Goal of the exercise:
Every line that holds "this" should be shown.

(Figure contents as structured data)
--
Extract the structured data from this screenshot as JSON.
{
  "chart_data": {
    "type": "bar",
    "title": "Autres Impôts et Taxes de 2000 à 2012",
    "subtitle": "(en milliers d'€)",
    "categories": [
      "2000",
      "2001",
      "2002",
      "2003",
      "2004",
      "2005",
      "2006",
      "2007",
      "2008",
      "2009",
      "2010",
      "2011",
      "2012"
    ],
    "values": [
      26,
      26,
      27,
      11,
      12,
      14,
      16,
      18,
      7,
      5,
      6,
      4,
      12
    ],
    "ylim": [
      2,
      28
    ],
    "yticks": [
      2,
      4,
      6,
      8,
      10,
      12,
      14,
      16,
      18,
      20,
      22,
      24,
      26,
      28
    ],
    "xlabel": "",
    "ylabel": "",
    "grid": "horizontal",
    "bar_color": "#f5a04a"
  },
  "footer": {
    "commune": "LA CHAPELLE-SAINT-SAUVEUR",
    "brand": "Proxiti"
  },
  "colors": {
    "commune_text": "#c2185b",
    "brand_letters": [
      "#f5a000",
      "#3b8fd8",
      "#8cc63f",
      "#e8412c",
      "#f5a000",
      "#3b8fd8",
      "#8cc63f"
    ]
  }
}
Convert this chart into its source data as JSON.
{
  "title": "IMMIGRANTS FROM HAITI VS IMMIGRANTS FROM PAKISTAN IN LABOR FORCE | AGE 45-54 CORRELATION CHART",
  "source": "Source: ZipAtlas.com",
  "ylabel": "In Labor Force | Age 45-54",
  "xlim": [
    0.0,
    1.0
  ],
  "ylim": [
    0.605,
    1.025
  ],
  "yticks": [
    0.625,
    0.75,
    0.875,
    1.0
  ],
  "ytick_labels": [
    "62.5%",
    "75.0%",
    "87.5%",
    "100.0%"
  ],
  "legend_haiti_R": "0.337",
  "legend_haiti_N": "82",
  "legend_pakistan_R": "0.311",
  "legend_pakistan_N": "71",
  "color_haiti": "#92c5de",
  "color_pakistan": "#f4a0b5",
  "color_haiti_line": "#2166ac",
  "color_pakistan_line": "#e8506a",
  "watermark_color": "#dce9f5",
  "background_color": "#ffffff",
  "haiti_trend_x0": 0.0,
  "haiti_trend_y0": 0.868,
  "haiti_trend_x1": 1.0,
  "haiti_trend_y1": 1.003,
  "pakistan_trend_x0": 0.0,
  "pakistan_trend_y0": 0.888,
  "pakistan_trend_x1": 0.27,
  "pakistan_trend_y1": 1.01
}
--
Worked solution:
Extract the structured data from this screenshot as JSON.
Convert this chart into its source data as JSON.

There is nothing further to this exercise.